### [The request]
Type out the records that follow, exactly as given.

### [Materials provided]
--- begin ---

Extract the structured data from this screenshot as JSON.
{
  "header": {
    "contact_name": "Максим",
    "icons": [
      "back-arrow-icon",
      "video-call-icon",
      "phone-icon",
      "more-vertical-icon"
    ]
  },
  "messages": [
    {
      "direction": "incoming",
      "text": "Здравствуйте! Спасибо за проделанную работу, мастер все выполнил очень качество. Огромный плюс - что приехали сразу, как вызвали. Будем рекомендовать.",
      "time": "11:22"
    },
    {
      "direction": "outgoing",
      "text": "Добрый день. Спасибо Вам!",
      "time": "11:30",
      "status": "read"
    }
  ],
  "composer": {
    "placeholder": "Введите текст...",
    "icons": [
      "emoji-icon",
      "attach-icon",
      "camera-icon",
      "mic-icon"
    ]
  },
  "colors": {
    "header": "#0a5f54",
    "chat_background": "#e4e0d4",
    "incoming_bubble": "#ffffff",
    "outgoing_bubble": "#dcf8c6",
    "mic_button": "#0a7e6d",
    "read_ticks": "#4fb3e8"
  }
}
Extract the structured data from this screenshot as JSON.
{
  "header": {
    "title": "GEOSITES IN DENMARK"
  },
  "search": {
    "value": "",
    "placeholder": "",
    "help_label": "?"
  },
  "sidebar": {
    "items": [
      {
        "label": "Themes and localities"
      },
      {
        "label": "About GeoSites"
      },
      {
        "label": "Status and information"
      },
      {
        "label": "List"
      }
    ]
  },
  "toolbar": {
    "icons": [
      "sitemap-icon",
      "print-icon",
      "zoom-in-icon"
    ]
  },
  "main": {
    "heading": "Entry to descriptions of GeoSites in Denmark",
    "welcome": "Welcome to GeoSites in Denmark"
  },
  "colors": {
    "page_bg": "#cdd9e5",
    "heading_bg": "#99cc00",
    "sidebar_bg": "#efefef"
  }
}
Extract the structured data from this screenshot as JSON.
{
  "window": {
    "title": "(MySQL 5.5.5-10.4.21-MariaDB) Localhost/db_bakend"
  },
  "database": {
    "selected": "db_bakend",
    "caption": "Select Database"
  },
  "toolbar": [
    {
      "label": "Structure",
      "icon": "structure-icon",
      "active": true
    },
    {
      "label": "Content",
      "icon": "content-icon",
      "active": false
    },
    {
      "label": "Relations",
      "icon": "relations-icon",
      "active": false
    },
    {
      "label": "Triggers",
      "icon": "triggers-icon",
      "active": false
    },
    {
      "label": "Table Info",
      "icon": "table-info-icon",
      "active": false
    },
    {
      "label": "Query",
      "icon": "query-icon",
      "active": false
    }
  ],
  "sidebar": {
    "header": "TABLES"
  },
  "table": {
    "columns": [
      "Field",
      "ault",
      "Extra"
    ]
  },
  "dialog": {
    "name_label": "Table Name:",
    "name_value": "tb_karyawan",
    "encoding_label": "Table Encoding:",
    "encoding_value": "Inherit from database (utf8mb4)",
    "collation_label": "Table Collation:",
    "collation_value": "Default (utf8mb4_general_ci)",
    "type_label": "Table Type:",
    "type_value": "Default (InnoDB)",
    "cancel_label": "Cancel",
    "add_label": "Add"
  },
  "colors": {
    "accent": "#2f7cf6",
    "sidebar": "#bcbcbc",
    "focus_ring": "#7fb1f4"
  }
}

--- end ---

### [Expected answer]
Extract the structured data from this screenshot as JSON.
{
  "header": {
    "contact_name": "Максим",
    "icons": [
      "back-arrow-icon",
      "video-call-icon",
      "phone-icon",
      "more-vertical-icon"
    ]
  },
  "messages": [
    {
      "direction": "incoming",
      "text": "Здравствуйте! Спасибо за проделанную работу, мастер все выполнил очень качество. Огромный плюс - что приехали сразу, как вызвали. Будем рекомендовать.",
      "time": "11:22"
    },
    {
      "direction": "outgoing",
      "text": "Добрый день. Спасибо Вам!",
      "time": "11:30",
      "status": "read"
    }
  ],
  "composer": {
    "placeholder": "Введите текст...",
    "icons": [
      "emoji-icon",
      "attach-icon",
      "camera-icon",
      "mic-icon"
    ]
  },
  "colors": {
    "header": "#0a5f54",
    "chat_background": "#e4e0d4",
    "incoming_bubble": "#ffffff",
    "outgoing_bubble": "#dcf8c6",
    "mic_button": "#0a7e6d",
    "read_ticks": "#4fb3e8"
  }
}
Extract the structured data from this screenshot as JSON.
{
  "header": {
    "title": "GEOSITES IN DENMARK"
  },
  "search": {
    "value": "",
    "placeholder": "",
    "help_label": "?"
  },
  "sidebar": {
    "items": [
      {
        "label": "Themes and localities"
      },
      {
        "label": "About GeoSites"
      },
      {
        "label": "Status and information"
      },
      {
        "label": "List"
      }
    ]
  },
  "toolbar": {
    "icons": [
      "sitemap-icon",
      "print-icon",
      "zoom-in-icon"
    ]
  },
  "main": {
    "heading": "Entry to descriptions of GeoSites in Denmark",
    "welcome": "Welcome to GeoSites in Denmark"
  },
  "colors": {
    "page_bg": "#cdd9e5",
    "heading_bg": "#99cc00",
    "sidebar_bg": "#efefef"
  }
}
Extract the structured data from this screenshot as JSON.
{
  "window": {
    "title": "(MySQL 5.5.5-10.4.21-MariaDB) Localhost/db_bakend"
  },
  "database": {
    "selected": "db_bakend",
    "caption": "Select Database"
  },
  "toolbar": [
    {
      "label": "Structure",
      "icon": "structure-icon",
      "active": true
    },
    {
      "label": "Content",
      "icon": "content-icon",
      "active": false
    },
    {
      "label": "Relations",
      "icon": "relations-icon",
      "active": false
    },
    {
      "label": "Triggers",
      "icon": "triggers-icon",
      "active": false
    },
    {
      "label": "Table Info",
      "icon": "table-info-icon",
      "active": false
    },
    {
      "label": "Query",
      "icon": "query-icon",
      "active": false
    }
  ],
  "sidebar": {
    "header": "TABLES"
  },
  "table": {
    "columns": [
      "Field",
      "ault",
      "Extra"
    ]
  },
  "dialog": {
    "name_label": "Table Name:",
    "name_value": "tb_karyawan",
    "encoding_label": "Table Encoding:",
    "encoding_value": "Inherit from database (utf8mb4)",
    "collation_label": "Table Collation:",
    "collation_value": "Default (utf8mb4_general_ci)",
    "type_label": "Table Type:",
    "type_value": "Default (InnoDB)",
    "cancel_label": "Cancel",
    "add_label": "Add"
  },
  "colors": {
    "accent": "#2f7cf6",
    "sidebar": "#bcbcbc",
    "focus_ring": "#7fb1f4"
  }
}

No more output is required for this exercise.